» **TASK TO COMPLETE**
Each entry below must be repeated word for word.

» **PROVIDED DATA**
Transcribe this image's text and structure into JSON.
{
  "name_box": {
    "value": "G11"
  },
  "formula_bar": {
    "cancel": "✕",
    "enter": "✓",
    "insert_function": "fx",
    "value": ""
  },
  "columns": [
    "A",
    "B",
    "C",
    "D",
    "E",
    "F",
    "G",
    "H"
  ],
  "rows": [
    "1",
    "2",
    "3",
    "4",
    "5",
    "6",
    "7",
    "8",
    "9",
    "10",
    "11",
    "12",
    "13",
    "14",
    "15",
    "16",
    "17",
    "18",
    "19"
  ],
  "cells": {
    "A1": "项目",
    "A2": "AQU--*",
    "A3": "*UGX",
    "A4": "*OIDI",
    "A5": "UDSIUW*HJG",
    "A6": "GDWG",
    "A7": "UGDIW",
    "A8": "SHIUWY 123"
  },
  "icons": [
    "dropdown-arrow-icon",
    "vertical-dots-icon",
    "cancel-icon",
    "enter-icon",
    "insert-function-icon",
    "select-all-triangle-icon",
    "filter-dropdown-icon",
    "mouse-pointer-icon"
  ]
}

» **SOLUTION BELOW**
Transcribe this image's text and structure into JSON.
{
  "name_box": {
    "value": "G11"
  },
  "formula_bar": {
    "cancel": "✕",
    "enter": "✓",
    "insert_function": "fx",
    "value": ""
  },
  "columns": [
    "A",
    "B",
    "C",
    "D",
    "E",
    "F",
    "G",
    "H"
  ],
  "rows": [
    "1",
    "2",
    "3",
    "4",
    "5",
    "6",
    "7",
    "8",
    "9",
    "10",
    "11",
    "12",
    "13",
    "14",
    "15",
    "16",
    "17",
    "18",
    "19"
  ],
  "cells": {
    "A1": "项目",
    "A2": "AQU--*",
    "A3": "*UGX",
    "A4": "*OIDI",
    "A5": "UDSIUW*HJG",
    "A6": "GDWG",
    "A7": "UGDIW",
    "A8": "SHIUWY 123"
  },
  "icons": [
    "dropdown-arrow-icon",
    "vertical-dots-icon",
    "cancel-icon",
    "enter-icon",
    "insert-function-icon",
    "select-all-triangle-icon",
    "filter-dropdown-icon",
    "mouse-pointer-icon"
  ]
}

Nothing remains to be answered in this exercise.